TASK PROMPT: Print all of the lines exactly. Any picture among them stays out.

Dataset items
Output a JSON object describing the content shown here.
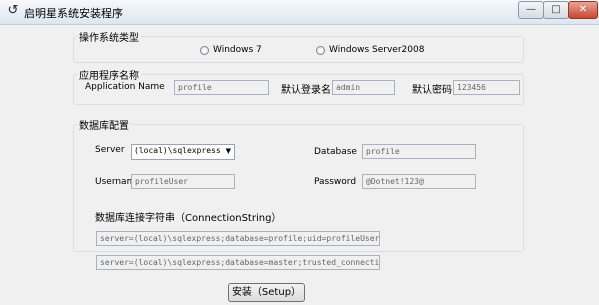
{
  "window": {
    "title": "启明星系统安装程序",
    "icon": "app-icon",
    "controls": {
      "minimize": "—",
      "maximize": "□",
      "close": "✕"
    }
  },
  "os_group": {
    "legend": "操作系统类型",
    "options": [
      "Windows 7",
      "Windows Server2008"
    ]
  },
  "app_group": {
    "legend": "应用程序名称",
    "app_name_label": "Application Name",
    "app_name_value": "profile",
    "login_label": "默认登录名",
    "login_value": "admin",
    "password_label": "默认密码",
    "password_value": "123456"
  },
  "db_group": {
    "legend": "数据库配置",
    "server_label": "Server",
    "server_value": "(local)\\sqlexpress",
    "database_label": "Database",
    "database_value": "profile",
    "username_label": "Username",
    "username_value": "profileUser",
    "password_label": "Password",
    "password_value": "@Dotnet!123@",
    "connstr_label": "数据库连接字符串（ConnectionString）",
    "connstr_value": "server=(local)\\sqlexpress;database=profile;uid=profileUser;pwd=",
    "connstr_master_value": "server=(local)\\sqlexpress;database=master;trusted_connection=y"
  },
  "install_button": "安装（Setup）"
}
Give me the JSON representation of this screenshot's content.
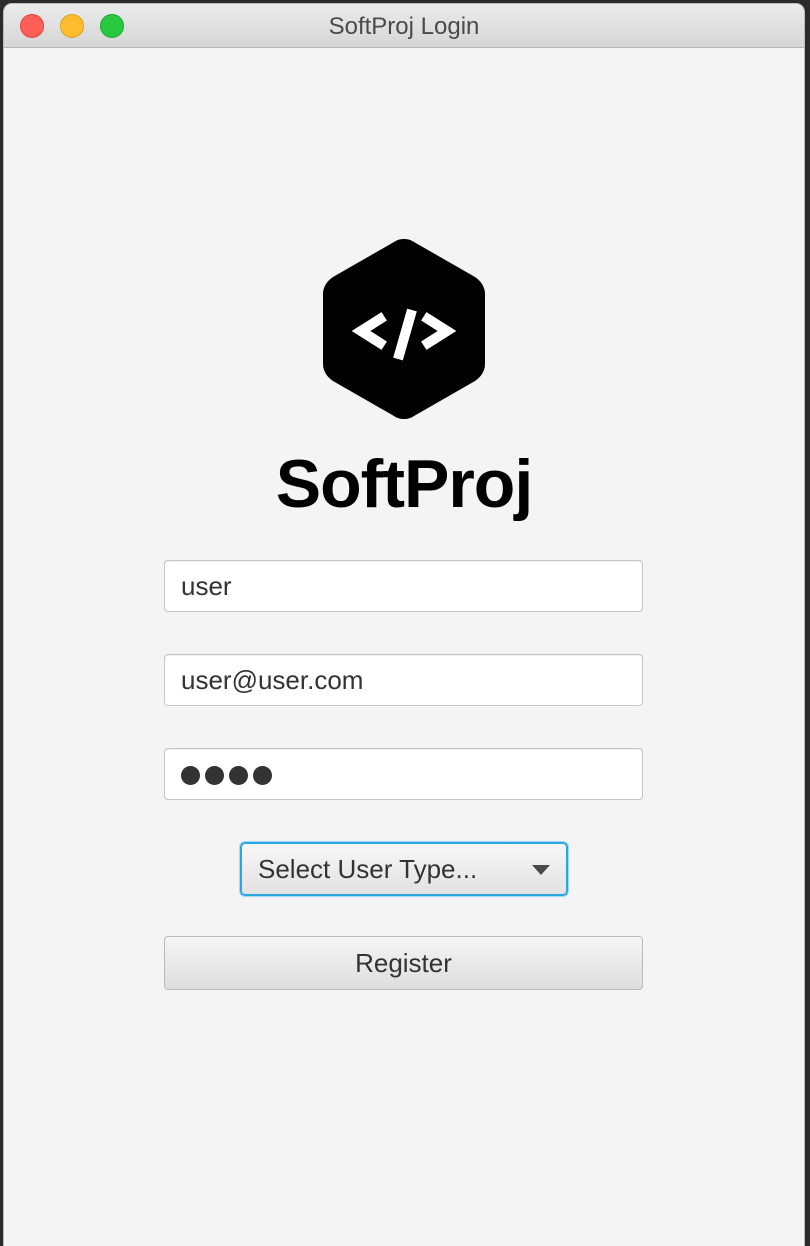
{
  "window": {
    "title": "SoftProj Login"
  },
  "brand": {
    "name": "SoftProj",
    "logo_icon": "code-hexagon-icon",
    "logo_color": "#000000"
  },
  "form": {
    "username_value": "user",
    "email_value": "user@user.com",
    "password_masked_length": 4,
    "user_type_label": "Select User Type...",
    "register_label": "Register"
  },
  "colors": {
    "focus_accent": "#2aa6e0",
    "close": "#fd5f57",
    "minimize": "#febc2e",
    "zoom": "#28c840"
  }
}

ANSWER TO THE PROBLEM:
Output a JSON object describing the content shown here.
{
  "window": {
    "title": "启明星系统安装程序",
    "icon": "app-icon",
    "controls": {
      "minimize": "—",
      "maximize": "□",
      "close": "✕"
    }
  },
  "os_group": {
    "legend": "操作系统类型",
    "options": [
      "Windows 7",
      "Windows Server2008"
    ]
  },
  "app_group": {
    "legend": "应用程序名称",
    "app_name_label": "Application Name",
    "app_name_value": "profile",
    "login_label": "默认登录名",
    "login_value": "admin",
    "password_label": "默认密码",
    "password_value": "123456"
  },
  "db_group": {
    "legend": "数据库配置",
    "server_label": "Server",
    "server_value": "(local)\\sqlexpress",
    "database_label": "Database",
    "database_value": "profile",
    "username_label": "Username",
    "username_value": "profileUser",
    "password_label": "Password",
    "password_value": "@Dotnet!123@",
    "connstr_label": "数据库连接字符串（ConnectionString）",
    "connstr_value": "server=(local)\\sqlexpress;database=profile;uid=profileUser;pwd=",
    "connstr_master_value": "server=(local)\\sqlexpress;database=master;trusted_connection=y"
  },
  "install_button": "安装（Setup）"
}
Give me the JSON representation of this screenshot's content.
{
  "window": {
    "title": "SoftProj Login"
  },
  "brand": {
    "name": "SoftProj",
    "logo_icon": "code-hexagon-icon",
    "logo_color": "#000000"
  },
  "form": {
    "username_value": "user",
    "email_value": "user@user.com",
    "password_masked_length": 4,
    "user_type_label": "Select User Type...",
    "register_label": "Register"
  },
  "colors": {
    "focus_accent": "#2aa6e0",
    "close": "#fd5f57",
    "minimize": "#febc2e",
    "zoom": "#28c840"
  }
}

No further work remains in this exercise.